--- Start Extracted data ---

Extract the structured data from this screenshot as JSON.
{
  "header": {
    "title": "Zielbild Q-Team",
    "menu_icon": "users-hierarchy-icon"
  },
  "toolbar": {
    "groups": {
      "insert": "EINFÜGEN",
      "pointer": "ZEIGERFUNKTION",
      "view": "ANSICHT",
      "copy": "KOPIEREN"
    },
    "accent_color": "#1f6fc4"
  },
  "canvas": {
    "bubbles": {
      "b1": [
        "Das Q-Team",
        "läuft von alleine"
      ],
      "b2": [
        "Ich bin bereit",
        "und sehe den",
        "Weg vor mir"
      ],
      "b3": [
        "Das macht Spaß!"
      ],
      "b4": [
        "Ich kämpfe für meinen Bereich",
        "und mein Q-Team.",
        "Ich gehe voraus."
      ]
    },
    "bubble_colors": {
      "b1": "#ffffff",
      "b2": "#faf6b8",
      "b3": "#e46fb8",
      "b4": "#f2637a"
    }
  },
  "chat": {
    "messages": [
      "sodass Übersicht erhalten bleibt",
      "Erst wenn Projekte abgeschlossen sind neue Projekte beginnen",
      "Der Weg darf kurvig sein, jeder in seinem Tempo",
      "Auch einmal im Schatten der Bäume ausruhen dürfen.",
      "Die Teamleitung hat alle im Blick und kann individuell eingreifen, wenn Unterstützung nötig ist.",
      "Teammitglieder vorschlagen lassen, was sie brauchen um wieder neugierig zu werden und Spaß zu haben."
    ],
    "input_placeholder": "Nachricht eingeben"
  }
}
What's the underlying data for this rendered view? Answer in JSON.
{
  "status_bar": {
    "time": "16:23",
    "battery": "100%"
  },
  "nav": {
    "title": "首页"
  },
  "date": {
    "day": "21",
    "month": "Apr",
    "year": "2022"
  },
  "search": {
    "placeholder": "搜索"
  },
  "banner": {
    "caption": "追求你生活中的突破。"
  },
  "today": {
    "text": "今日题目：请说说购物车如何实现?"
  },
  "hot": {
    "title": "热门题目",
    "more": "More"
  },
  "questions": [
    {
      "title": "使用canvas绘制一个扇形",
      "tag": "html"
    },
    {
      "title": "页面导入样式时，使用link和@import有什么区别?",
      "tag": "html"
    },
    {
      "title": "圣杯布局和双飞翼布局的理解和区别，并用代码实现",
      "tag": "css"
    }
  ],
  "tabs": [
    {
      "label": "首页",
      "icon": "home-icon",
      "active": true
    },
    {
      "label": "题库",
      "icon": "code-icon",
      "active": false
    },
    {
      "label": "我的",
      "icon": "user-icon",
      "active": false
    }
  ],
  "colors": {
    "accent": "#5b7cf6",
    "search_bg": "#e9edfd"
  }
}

--- End Extracted data ---

> **Job**:
Your task is to print all of the records exactly.

> **Written solution**:
Extract the structured data from this screenshot as JSON.
{
  "header": {
    "title": "Zielbild Q-Team",
    "menu_icon": "users-hierarchy-icon"
  },
  "toolbar": {
    "groups": {
      "insert": "EINFÜGEN",
      "pointer": "ZEIGERFUNKTION",
      "view": "ANSICHT",
      "copy": "KOPIEREN"
    },
    "accent_color": "#1f6fc4"
  },
  "canvas": {
    "bubbles": {
      "b1": [
        "Das Q-Team",
        "läuft von alleine"
      ],
      "b2": [
        "Ich bin bereit",
        "und sehe den",
        "Weg vor mir"
      ],
      "b3": [
        "Das macht Spaß!"
      ],
      "b4": [
        "Ich kämpfe für meinen Bereich",
        "und mein Q-Team.",
        "Ich gehe voraus."
      ]
    },
    "bubble_colors": {
      "b1": "#ffffff",
      "b2": "#faf6b8",
      "b3": "#e46fb8",
      "b4": "#f2637a"
    }
  },
  "chat": {
    "messages": [
      "sodass Übersicht erhalten bleibt",
      "Erst wenn Projekte abgeschlossen sind neue Projekte beginnen",
      "Der Weg darf kurvig sein, jeder in seinem Tempo",
      "Auch einmal im Schatten der Bäume ausruhen dürfen.",
      "Die Teamleitung hat alle im Blick und kann individuell eingreifen, wenn Unterstützung nötig ist.",
      "Teammitglieder vorschlagen lassen, was sie brauchen um wieder neugierig zu werden und Spaß zu haben."
    ],
    "input_placeholder": "Nachricht eingeben"
  }
}
What's the underlying data for this rendered view? Answer in JSON.
{
  "status_bar": {
    "time": "16:23",
    "battery": "100%"
  },
  "nav": {
    "title": "首页"
  },
  "date": {
    "day": "21",
    "month": "Apr",
    "year": "2022"
  },
  "search": {
    "placeholder": "搜索"
  },
  "banner": {
    "caption": "追求你生活中的突破。"
  },
  "today": {
    "text": "今日题目：请说说购物车如何实现?"
  },
  "hot": {
    "title": "热门题目",
    "more": "More"
  },
  "questions": [
    {
      "title": "使用canvas绘制一个扇形",
      "tag": "html"
    },
    {
      "title": "页面导入样式时，使用link和@import有什么区别?",
      "tag": "html"
    },
    {
      "title": "圣杯布局和双飞翼布局的理解和区别，并用代码实现",
      "tag": "css"
    }
  ],
  "tabs": [
    {
      "label": "首页",
      "icon": "home-icon",
      "active": true
    },
    {
      "label": "题库",
      "icon": "code-icon",
      "active": false
    },
    {
      "label": "我的",
      "icon": "user-icon",
      "active": false
    }
  ],
  "colors": {
    "accent": "#5b7cf6",
    "search_bg": "#e9edfd"
  }
}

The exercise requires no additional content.